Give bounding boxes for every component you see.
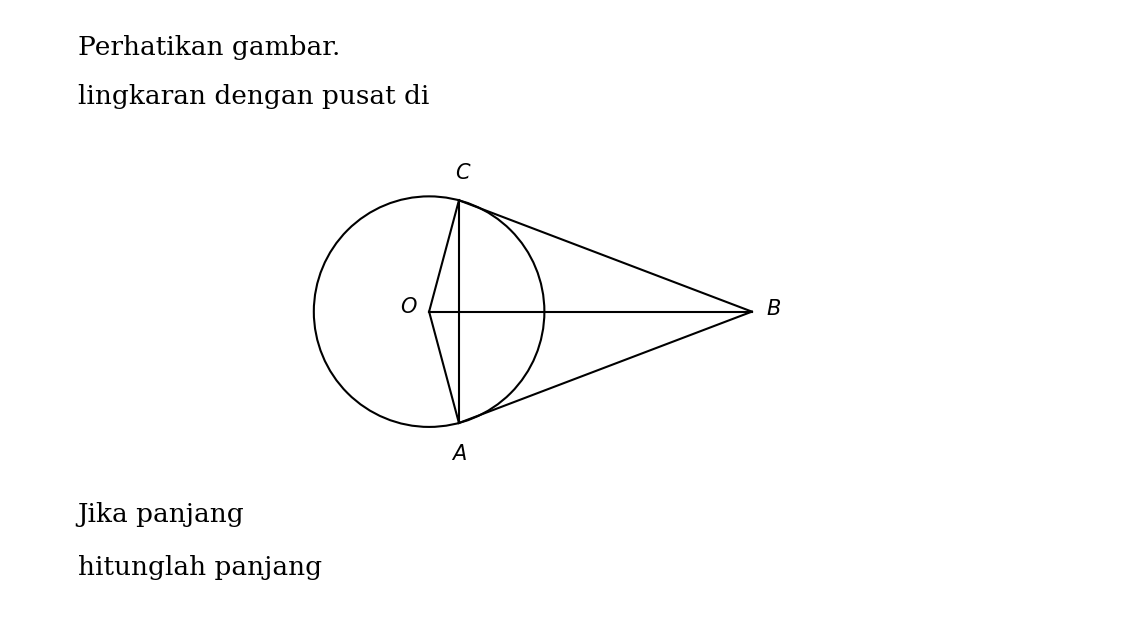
Text: Perhatikan gambar.: Perhatikan gambar. (78, 35, 349, 60)
Text: Jika panjang: Jika panjang (78, 502, 253, 527)
Text: $C$: $C$ (455, 163, 472, 183)
Text: $B$: $B$ (766, 300, 781, 319)
Text: hitunglah panjang: hitunglah panjang (78, 555, 329, 579)
Text: $A$: $A$ (451, 444, 467, 464)
Text: $O$: $O$ (399, 297, 417, 317)
Text: lingkaran dengan pusat di: lingkaran dengan pusat di (78, 84, 438, 109)
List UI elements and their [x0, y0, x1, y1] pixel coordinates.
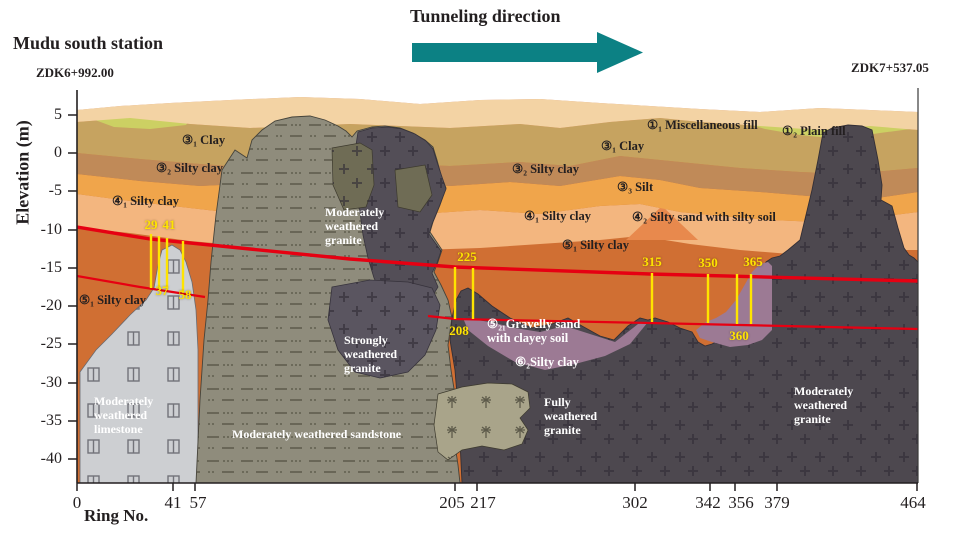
station-label: Mudu south station — [13, 33, 164, 53]
rock-label-limestone: Moderately weathered limestone — [94, 394, 154, 436]
tunneling-direction-arrow-icon — [412, 32, 643, 73]
x-tick: 217 — [470, 493, 496, 512]
rock-label-granite-mid: Moderately weathered granite — [325, 205, 385, 247]
layer-label-plain-fill: ①₂ Plain fill — [782, 124, 846, 138]
layer-label-misc-fill: ①₁ Miscellaneous fill — [647, 118, 758, 132]
y-axis-title: Elevation (m) — [12, 120, 33, 225]
x-tick: 57 — [189, 493, 207, 512]
x-tick: 205 — [439, 493, 465, 512]
ring-marker-37: 37 — [155, 283, 169, 298]
x-tick: 464 — [900, 493, 926, 512]
layer-label-silty-clay5-west: ⑤₁ Silty clay — [79, 293, 147, 307]
olive-rock-patch-a — [331, 142, 375, 211]
limestone-mass — [79, 244, 199, 483]
y-tick: 0 — [54, 144, 62, 161]
layer-label-clay-west: ③₁ Clay — [182, 133, 226, 147]
tunnel-invert-line-west — [77, 274, 206, 299]
x-tick: 379 — [764, 493, 790, 512]
rock-label-sandstone: Moderately weathered sandstone — [232, 427, 402, 441]
strongly-weathered-granite-mass — [327, 279, 441, 379]
tunnel-invert-line-east — [427, 314, 918, 331]
layer-label-silty-clay-east: ③₂ Silty clay — [512, 162, 580, 176]
layer-silty-sand-triangle — [626, 206, 698, 240]
ring-marker-350: 350 — [698, 255, 718, 270]
y-tick: -15 — [40, 259, 62, 276]
y-tick: -30 — [40, 374, 62, 391]
gravelly-purple-lens-west — [463, 318, 648, 370]
x-axis-title: Ring No. — [84, 506, 149, 525]
rock-label-granite-right: Moderately weathered granite — [794, 384, 854, 426]
ring-marker-365: 365 — [743, 254, 763, 269]
y-tick: -5 — [48, 182, 62, 199]
y-axis-ticks — [68, 114, 77, 460]
ring-marker-29: 29 — [144, 217, 158, 232]
axes-lines — [76, 90, 918, 484]
rock-label-strongly-weathered-granite: Strongly weathered granite — [344, 333, 398, 375]
ring-marker-lines — [149, 234, 753, 324]
ring-marker-225: 225 — [457, 249, 477, 264]
layer-label-silty-clay-west: ③₂ Silty clay — [156, 161, 224, 175]
y-tick: -40 — [40, 450, 62, 467]
x-tick: 0 — [72, 493, 82, 512]
x-axis-ticks — [76, 483, 918, 491]
layer-silty-clay-brown — [77, 153, 918, 199]
fully-weathered-soil-patch — [433, 382, 531, 461]
layer-label-silty-clay4-east: ④₁ Silty clay — [524, 209, 592, 223]
x-tick: 356 — [728, 493, 754, 512]
layer-label-silty-sand-east: ④₂ Silty sand with silty soil — [632, 210, 776, 224]
ring-marker-360: 360 — [729, 328, 749, 343]
chainage-right-label: ZDK7+537.05 — [851, 60, 929, 75]
layer-label-silty-clay4-west: ④₁ Silty clay — [112, 194, 180, 208]
x-tick: 302 — [622, 493, 648, 512]
rock-label-fully-weathered-granite: Fully weathered granite — [544, 395, 598, 437]
y-tick: -20 — [40, 297, 62, 314]
sky — [77, 88, 918, 112]
tunneling-direction-label: Tunneling direction — [410, 6, 561, 26]
x-tick: 342 — [695, 493, 721, 512]
y-tick: -35 — [40, 412, 62, 429]
chainage-left-label: ZDK6+992.00 — [36, 65, 114, 80]
layer-label-silt-east: ③₃ Silt — [617, 180, 654, 194]
layer-label-gravelly-sand: ⑤₂₁Gravelly sand with clayey soil — [487, 317, 581, 345]
olive-rock-patch-b — [394, 164, 433, 213]
ring-marker-41: 41 — [162, 217, 176, 232]
layer-label-silty-clay6: ⑥₂Silty clay — [515, 355, 579, 369]
x-tick: 41 — [164, 493, 182, 512]
ring-marker-208: 208 — [449, 323, 469, 338]
ring-marker-315: 315 — [642, 254, 662, 269]
ring-marker-58: 58 — [178, 287, 192, 302]
layer-label-clay-east: ③₁ Clay — [601, 139, 645, 153]
y-tick: -10 — [40, 221, 62, 238]
y-tick: -25 — [40, 335, 62, 352]
layer-label-silty-clay5-east: ⑤₁ Silty clay — [562, 238, 630, 252]
y-tick: 5 — [54, 106, 62, 123]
========================
## EXERCISE DETAILS
Please write out, word for word, the lines of the material from the line with "station-label: Mudu south" up to and including the line with "tunnel-invert-line-west — [77, 274, 206, 299]".

## FINAL ANSWER
station-label: Mudu south station — [13, 33, 164, 53]
rock-label-limestone: Moderately weathered limestone — [94, 394, 154, 436]
tunneling-direction-arrow-icon — [412, 32, 643, 73]
x-tick: 217 — [470, 493, 496, 512]
rock-label-granite-mid: Moderately weathered granite — [325, 205, 385, 247]
layer-label-plain-fill: ①₂ Plain fill — [782, 124, 846, 138]
layer-label-misc-fill: ①₁ Miscellaneous fill — [647, 118, 758, 132]
y-axis-title: Elevation (m) — [12, 120, 33, 225]
x-tick: 57 — [189, 493, 207, 512]
x-tick: 205 — [439, 493, 465, 512]
ring-marker-37: 37 — [155, 283, 169, 298]
x-tick: 464 — [900, 493, 926, 512]
layer-label-silty-clay5-west: ⑤₁ Silty clay — [79, 293, 147, 307]
olive-rock-patch-a — [331, 142, 375, 211]
limestone-mass — [79, 244, 199, 483]
y-tick: 0 — [54, 144, 62, 161]
layer-label-clay-west: ③₁ Clay — [182, 133, 226, 147]
tunnel-invert-line-west — [77, 274, 206, 299]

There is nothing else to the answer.